━━ Provided material

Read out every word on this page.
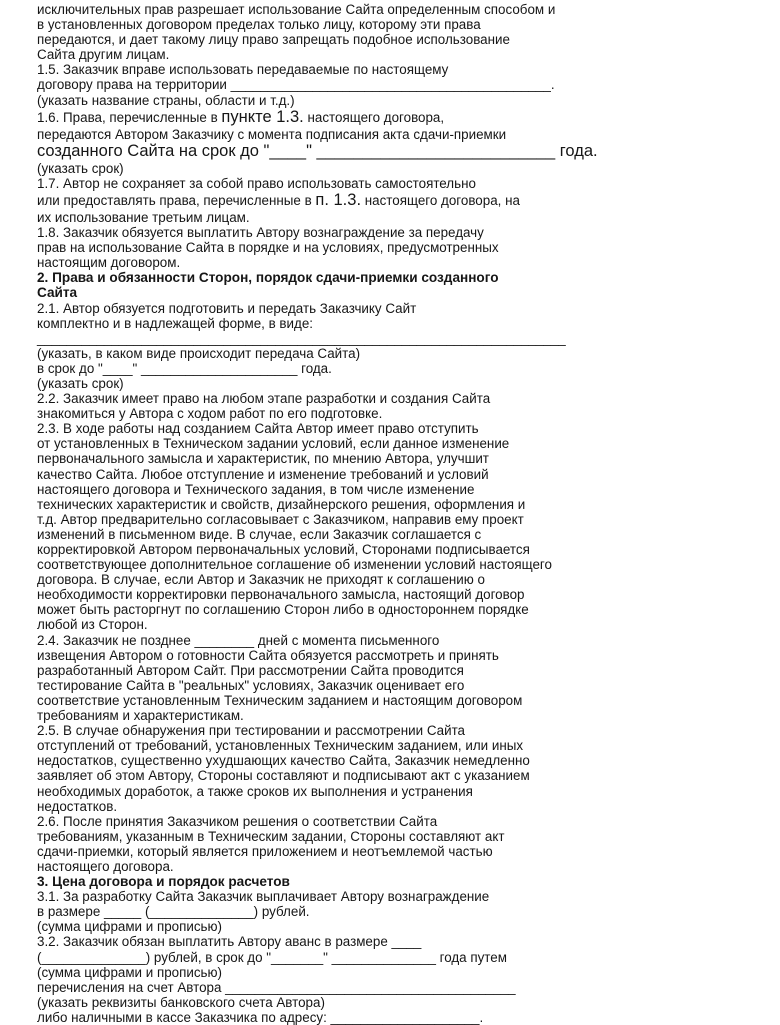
исключительных прав разрешает использование Сайта определенным способом и
в установленных договором пределах только лицу, которому эти права
передаются, и дает такому лицу право запрещать подобное использование
Сайта другим лицам.
1.5. Заказчик вправе использовать передаваемые по настоящему
договору права на территории ___________________________________________.
(указать название страны, области и т.д.)
1.6. Права, перечисленные в пункте 1.3. настоящего договора,
передаются Автором Заказчику с момента подписания акта сдачи-приемки
созданного Сайта на срок до "____" __________________________ года.
(указать срок)
1.7. Автор не сохраняет за собой право использовать самостоятельно
или предоставлять права, перечисленные в п. 1.3. настоящего договора, на
их использование третьим лицам.
1.8. Заказчик обязуется выплатить Автору вознаграждение за передачу
прав на использование Сайта в порядке и на условиях, предусмотренных
настоящим договором.
2. Права и обязанности Сторон, порядок сдачи-приемки созданного
Сайта
2.1. Автор обязуется подготовить и передать Заказчику Сайт
комплектно и в надлежащей форме, в виде:
_______________________________________________________________________
(указать, в каком виде происходит передача Сайта)
в срок до "____" _____________________ года.
(указать срок)
2.2. Заказчик имеет право на любом этапе разработки и создания Сайта
знакомиться у Автора с ходом работ по его подготовке.
2.3. В ходе работы над созданием Сайта Автор имеет право отступить
от установленных в Техническом задании условий, если данное изменение
первоначального замысла и характеристик, по мнению Автора, улучшит
качество Сайта. Любое отступление и изменение требований и условий
настоящего договора и Технического задания, в том числе изменение
технических характеристик и свойств, дизайнерского решения, оформления и
т.д. Автор предварительно согласовывает с Заказчиком, направив ему проект
изменений в письменном виде. В случае, если Заказчик соглашается с
корректировкой Автором первоначальных условий, Сторонами подписывается
соответствующее дополнительное соглашение об изменении условий настоящего
договора. В случае, если Автор и Заказчик не приходят к соглашению о
необходимости корректировки первоначального замысла, настоящий договор
может быть расторгнут по соглашению Сторон либо в одностороннем порядке
любой из Сторон.
2.4. Заказчик не позднее ________ дней с момента письменного
извещения Автором о готовности Сайта обязуется рассмотреть и принять
разработанный Автором Сайт. При рассмотрении Сайта проводится
тестирование Сайта в "реальных" условиях, Заказчик оценивает его
соответствие установленным Техническим заданием и настоящим договором
требованиям и характеристикам.
2.5. В случае обнаружения при тестировании и рассмотрении Сайта
отступлений от требований, установленных Техническим заданием, или иных
недостатков, существенно ухудшающих качество Сайта, Заказчик немедленно
заявляет об этом Автору, Стороны составляют и подписывают акт с указанием
необходимых доработок, а также сроков их выполнения и устранения
недостатков.
2.6. После принятия Заказчиком решения о соответствии Сайта
требованиям, указанным в Техническим задании, Стороны составляют акт
сдачи-приемки, который является приложением и неотъемлемой частью
настоящего договора.
3. Цена договора и порядок расчетов
3.1. За разработку Сайта Заказчик выплачивает Автору вознаграждение
в размере _____ (______________) рублей.
(сумма цифрами и прописью)
3.2. Заказчик обязан выплатить Автору аванс в размере ____
(______________) рублей, в срок до "_______" ______________ года путем
(сумма цифрами и прописью)
перечисления на счет Автора _______________________________________
(указать реквизиты банковского счета Автора)
либо наличными в кассе Заказчика по адресу: ____________________.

━━━━

**Written problem**
Tell how many lines in the material above include the word "условий", giving the number only.

**Exercise result**
4